§ **Task directions**:
Look through the material below and count the lines with the string "JSON". Report only the count.

§ **Stored records**:
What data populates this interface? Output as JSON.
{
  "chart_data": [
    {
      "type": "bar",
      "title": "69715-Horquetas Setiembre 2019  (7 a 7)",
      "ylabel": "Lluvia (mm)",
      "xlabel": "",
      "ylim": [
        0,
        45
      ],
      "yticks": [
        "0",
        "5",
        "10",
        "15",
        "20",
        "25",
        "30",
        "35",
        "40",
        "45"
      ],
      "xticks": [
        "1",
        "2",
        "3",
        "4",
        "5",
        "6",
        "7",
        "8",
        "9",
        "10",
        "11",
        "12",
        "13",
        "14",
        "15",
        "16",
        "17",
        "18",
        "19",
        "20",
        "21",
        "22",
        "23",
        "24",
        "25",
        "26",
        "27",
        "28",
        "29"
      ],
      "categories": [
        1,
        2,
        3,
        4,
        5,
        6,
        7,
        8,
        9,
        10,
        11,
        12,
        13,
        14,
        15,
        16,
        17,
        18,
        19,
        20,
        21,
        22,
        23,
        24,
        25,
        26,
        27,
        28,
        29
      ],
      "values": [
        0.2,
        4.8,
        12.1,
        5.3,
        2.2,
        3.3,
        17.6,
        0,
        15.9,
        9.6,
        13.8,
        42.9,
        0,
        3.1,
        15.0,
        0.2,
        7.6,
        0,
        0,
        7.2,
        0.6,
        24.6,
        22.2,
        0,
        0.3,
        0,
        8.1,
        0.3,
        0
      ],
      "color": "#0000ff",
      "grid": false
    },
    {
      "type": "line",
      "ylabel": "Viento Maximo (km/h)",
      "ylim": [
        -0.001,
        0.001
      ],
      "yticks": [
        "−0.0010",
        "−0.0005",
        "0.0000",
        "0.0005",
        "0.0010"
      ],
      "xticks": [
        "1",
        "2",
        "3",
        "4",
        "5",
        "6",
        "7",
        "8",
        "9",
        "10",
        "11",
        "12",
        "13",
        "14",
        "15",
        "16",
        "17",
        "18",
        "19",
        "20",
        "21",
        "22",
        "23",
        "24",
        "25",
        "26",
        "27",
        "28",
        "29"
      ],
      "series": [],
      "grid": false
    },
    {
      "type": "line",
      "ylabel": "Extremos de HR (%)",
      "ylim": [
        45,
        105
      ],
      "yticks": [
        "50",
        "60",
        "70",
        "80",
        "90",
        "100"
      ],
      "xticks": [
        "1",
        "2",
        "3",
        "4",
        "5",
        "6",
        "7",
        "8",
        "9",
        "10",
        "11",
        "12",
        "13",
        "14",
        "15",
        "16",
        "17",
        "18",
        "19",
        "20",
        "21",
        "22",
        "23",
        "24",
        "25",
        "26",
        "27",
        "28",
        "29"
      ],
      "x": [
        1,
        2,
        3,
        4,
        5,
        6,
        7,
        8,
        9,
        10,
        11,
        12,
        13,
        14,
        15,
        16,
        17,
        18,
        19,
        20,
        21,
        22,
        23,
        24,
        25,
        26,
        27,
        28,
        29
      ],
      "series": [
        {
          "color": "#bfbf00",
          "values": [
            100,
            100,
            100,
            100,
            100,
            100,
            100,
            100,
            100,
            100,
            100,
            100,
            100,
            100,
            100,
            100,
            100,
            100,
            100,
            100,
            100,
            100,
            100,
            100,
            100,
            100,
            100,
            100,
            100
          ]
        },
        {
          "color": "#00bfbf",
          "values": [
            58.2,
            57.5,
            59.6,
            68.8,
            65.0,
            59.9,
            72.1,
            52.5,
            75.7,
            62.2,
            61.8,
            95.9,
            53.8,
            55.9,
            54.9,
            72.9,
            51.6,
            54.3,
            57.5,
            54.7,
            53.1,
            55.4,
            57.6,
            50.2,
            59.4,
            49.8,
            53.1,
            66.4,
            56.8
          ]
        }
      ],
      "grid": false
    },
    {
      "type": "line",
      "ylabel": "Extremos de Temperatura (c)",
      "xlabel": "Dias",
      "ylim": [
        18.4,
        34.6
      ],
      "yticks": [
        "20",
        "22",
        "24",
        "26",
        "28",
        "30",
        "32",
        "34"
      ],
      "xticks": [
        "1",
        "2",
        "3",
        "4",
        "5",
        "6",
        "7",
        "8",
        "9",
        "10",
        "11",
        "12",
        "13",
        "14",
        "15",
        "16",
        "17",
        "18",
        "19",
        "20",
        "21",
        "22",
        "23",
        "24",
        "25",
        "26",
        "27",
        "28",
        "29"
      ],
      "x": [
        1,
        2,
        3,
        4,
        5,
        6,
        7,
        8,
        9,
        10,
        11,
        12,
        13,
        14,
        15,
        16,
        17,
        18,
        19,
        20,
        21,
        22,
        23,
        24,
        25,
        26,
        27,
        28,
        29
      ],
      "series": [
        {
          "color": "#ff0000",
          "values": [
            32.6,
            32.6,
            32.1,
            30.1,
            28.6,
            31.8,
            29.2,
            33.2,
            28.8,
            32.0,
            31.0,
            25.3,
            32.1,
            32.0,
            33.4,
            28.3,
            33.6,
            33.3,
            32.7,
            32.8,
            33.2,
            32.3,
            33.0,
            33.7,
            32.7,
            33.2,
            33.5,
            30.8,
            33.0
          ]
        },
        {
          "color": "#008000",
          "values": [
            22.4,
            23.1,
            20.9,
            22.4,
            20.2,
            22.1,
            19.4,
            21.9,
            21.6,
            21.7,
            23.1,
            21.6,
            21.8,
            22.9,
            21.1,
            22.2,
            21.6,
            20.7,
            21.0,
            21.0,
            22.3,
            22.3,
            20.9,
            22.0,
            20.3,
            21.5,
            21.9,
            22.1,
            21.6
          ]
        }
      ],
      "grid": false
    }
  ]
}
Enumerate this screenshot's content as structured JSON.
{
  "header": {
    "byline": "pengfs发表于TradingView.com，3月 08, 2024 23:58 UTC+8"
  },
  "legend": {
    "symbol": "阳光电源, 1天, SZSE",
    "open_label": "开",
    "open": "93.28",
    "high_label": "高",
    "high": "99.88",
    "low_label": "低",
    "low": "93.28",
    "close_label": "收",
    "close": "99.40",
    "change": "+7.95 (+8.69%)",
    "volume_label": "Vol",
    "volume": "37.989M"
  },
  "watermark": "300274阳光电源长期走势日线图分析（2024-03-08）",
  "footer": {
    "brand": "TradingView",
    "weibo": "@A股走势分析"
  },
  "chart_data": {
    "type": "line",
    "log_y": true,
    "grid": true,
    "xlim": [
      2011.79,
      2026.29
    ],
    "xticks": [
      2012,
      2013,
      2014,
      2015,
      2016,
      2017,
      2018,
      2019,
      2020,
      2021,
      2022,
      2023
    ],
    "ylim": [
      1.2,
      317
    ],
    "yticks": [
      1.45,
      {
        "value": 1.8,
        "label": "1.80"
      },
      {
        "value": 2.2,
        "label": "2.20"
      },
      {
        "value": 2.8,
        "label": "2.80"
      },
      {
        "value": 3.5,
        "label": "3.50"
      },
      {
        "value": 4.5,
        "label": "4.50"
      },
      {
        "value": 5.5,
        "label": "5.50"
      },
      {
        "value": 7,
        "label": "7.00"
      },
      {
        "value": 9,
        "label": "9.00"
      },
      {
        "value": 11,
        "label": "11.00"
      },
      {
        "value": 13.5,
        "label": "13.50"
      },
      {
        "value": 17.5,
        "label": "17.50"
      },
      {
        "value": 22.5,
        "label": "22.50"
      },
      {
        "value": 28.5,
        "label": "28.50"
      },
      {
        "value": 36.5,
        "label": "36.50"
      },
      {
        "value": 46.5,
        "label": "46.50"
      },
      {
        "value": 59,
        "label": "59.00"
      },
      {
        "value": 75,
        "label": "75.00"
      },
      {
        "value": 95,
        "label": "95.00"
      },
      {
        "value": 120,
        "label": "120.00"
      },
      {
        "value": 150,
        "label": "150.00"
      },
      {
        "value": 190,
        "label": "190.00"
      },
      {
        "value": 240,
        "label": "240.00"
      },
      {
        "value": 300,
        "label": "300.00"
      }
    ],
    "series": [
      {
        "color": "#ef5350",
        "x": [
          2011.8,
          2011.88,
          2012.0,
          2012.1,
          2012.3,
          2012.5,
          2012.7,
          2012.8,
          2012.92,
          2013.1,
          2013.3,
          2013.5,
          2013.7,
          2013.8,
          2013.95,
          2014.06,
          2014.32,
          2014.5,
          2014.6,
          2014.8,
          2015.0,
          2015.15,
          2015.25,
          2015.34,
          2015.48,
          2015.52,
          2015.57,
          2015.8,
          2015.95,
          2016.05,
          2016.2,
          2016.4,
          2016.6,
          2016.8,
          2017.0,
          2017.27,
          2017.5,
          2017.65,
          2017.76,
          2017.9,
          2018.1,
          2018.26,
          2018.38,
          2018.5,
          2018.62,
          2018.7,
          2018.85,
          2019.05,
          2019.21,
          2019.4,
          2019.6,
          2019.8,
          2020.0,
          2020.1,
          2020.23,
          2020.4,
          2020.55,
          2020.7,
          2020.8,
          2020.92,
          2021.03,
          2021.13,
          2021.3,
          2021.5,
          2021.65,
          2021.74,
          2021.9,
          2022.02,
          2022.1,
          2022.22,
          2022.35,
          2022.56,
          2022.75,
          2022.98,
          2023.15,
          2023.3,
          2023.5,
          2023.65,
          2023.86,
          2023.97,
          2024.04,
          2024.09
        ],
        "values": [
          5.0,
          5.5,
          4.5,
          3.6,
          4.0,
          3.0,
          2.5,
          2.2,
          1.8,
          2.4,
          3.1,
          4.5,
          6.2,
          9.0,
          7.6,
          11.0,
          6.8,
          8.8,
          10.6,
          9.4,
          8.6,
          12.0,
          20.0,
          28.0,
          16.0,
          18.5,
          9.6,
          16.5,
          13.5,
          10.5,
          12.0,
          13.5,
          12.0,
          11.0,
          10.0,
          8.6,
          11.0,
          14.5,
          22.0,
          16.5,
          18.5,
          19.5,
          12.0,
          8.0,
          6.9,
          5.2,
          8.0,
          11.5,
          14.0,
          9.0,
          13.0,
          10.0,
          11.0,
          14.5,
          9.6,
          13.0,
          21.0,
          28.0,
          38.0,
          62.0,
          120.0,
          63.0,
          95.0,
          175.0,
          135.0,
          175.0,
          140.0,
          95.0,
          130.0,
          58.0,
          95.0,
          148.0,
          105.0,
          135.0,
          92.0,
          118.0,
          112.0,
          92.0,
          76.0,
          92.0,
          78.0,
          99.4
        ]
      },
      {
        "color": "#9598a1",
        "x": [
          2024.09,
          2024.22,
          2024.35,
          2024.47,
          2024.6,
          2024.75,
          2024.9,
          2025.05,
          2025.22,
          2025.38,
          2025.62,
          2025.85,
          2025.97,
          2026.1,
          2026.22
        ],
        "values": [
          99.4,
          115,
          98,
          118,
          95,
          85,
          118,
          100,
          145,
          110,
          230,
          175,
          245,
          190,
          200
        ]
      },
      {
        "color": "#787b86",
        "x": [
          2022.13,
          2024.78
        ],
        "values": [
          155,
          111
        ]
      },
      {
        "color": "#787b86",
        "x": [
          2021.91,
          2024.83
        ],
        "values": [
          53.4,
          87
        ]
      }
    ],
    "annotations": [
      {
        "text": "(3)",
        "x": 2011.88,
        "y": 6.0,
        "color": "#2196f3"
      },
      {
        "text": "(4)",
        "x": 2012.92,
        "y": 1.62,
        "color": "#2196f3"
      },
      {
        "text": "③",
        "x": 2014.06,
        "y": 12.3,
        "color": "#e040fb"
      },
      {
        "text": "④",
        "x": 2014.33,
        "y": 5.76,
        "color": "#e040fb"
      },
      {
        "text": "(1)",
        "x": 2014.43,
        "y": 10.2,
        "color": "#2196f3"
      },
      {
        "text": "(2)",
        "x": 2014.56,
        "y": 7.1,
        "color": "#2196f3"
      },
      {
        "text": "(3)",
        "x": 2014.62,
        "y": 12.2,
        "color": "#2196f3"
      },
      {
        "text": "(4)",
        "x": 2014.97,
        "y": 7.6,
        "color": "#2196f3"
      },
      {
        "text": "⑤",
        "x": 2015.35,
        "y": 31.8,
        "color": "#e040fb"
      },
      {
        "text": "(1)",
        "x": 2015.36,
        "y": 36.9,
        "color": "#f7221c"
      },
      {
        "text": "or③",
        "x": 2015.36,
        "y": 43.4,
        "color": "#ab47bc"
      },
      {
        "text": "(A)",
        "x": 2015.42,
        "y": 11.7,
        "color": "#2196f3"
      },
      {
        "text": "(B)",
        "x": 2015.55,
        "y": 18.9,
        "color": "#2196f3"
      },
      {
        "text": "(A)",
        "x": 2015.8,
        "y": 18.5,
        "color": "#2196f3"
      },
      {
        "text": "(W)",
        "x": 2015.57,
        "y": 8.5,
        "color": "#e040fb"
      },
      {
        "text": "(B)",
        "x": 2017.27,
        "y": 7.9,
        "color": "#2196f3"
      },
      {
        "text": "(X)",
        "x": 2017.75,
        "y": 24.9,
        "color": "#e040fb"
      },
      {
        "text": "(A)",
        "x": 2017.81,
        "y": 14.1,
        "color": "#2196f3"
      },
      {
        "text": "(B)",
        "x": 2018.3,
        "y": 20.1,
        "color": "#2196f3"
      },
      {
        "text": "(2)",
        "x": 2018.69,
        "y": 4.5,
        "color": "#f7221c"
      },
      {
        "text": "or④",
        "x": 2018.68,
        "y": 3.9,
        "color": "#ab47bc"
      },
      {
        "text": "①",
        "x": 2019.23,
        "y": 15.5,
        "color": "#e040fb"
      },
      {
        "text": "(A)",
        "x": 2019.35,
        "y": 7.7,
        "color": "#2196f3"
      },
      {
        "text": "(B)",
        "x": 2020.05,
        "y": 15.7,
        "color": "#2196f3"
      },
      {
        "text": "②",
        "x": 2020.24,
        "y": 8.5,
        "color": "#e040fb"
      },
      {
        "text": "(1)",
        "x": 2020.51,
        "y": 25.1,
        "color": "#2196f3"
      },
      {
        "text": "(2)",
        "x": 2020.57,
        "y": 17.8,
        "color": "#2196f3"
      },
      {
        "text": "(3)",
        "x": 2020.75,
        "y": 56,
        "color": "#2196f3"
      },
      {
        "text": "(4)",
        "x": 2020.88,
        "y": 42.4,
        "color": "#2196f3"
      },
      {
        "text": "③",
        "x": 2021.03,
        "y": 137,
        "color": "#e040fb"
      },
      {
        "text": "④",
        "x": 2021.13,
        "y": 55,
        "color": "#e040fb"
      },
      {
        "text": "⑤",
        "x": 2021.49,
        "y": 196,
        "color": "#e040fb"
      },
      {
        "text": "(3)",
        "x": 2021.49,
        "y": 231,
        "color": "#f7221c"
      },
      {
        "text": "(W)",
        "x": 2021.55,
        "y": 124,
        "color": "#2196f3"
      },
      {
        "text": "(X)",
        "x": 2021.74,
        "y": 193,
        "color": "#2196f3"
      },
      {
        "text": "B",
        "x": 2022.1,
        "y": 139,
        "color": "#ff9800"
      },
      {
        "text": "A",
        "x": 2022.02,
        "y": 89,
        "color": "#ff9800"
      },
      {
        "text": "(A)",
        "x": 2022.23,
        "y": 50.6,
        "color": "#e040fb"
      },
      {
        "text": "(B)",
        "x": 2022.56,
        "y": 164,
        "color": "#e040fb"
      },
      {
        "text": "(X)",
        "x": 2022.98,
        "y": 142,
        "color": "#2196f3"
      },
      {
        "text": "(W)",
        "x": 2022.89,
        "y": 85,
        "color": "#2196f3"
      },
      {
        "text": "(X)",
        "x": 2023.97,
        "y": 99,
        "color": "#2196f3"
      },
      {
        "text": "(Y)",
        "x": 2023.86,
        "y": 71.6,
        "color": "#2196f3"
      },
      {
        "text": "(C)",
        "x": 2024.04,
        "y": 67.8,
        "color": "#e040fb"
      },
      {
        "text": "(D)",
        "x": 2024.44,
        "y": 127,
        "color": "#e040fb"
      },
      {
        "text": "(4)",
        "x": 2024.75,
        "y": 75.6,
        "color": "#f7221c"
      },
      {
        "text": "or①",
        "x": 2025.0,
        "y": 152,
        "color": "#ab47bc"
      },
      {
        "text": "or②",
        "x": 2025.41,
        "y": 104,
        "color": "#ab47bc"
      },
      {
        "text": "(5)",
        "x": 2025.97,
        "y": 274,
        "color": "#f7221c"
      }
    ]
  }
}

§ **Result of the task**:
2